:: Your goal ::
Return each line of the records holding the string "chevron".

:: Source material ::
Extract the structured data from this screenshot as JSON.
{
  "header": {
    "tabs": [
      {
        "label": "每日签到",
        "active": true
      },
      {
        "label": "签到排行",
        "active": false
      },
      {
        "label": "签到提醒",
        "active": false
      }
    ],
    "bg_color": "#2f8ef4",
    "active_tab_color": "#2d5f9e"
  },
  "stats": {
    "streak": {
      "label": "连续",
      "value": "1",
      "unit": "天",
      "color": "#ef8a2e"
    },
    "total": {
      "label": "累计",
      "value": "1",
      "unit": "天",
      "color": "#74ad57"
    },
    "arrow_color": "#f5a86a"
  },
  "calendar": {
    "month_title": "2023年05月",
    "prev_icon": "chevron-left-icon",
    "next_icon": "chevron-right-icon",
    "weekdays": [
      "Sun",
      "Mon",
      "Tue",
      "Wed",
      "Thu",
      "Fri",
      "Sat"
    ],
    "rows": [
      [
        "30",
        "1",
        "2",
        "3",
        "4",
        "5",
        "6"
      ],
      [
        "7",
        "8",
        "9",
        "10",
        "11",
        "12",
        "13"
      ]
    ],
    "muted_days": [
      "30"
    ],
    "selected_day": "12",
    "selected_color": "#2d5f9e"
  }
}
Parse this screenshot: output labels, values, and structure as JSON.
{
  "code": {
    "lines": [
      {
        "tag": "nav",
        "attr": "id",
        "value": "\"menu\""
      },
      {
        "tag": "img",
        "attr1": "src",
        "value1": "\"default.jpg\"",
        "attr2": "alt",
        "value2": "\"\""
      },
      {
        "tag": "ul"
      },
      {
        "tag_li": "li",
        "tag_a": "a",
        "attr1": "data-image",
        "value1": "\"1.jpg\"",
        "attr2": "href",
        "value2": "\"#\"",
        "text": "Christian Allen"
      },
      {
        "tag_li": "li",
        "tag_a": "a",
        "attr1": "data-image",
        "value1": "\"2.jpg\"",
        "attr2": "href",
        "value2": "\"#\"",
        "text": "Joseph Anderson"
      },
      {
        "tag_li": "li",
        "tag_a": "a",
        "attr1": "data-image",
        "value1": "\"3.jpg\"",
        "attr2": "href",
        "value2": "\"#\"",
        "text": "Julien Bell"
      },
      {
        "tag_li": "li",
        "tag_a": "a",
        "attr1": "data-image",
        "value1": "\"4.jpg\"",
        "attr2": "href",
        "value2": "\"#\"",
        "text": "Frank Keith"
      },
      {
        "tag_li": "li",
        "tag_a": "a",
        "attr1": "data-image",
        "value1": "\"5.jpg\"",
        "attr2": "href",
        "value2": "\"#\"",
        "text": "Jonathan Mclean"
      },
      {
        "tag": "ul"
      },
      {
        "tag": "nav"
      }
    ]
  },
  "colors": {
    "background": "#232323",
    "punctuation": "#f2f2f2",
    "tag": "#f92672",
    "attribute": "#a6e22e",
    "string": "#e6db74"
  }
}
...
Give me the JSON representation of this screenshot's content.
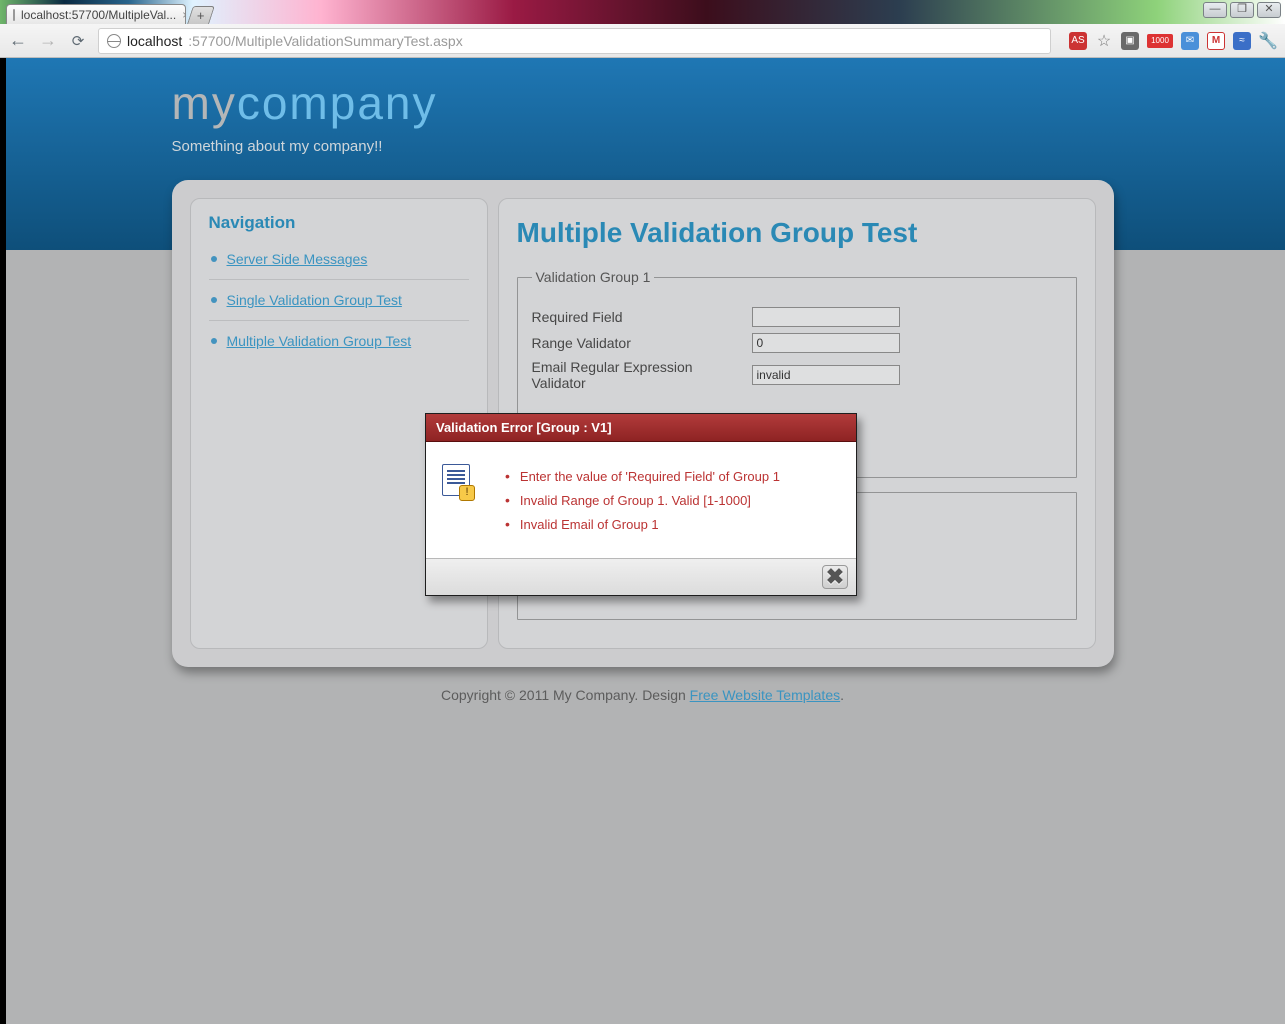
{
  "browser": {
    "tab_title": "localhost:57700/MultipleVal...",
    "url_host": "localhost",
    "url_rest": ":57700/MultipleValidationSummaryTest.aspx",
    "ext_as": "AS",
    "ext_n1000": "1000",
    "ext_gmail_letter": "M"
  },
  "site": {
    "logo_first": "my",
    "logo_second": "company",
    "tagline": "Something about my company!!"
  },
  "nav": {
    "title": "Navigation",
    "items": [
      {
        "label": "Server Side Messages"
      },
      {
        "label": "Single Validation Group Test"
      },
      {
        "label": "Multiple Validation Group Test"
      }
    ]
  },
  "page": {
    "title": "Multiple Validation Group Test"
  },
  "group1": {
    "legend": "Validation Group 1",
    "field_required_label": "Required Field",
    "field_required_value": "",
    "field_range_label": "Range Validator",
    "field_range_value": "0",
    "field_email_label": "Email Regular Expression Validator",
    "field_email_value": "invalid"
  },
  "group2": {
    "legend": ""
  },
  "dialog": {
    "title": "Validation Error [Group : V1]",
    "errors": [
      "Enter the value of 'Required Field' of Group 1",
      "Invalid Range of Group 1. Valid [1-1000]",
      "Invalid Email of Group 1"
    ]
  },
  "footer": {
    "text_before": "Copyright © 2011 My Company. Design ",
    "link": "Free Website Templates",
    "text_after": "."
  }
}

:: Response to the exercise ::
    "prev_icon": "chevron-left-icon",
    "next_icon": "chevron-right-icon",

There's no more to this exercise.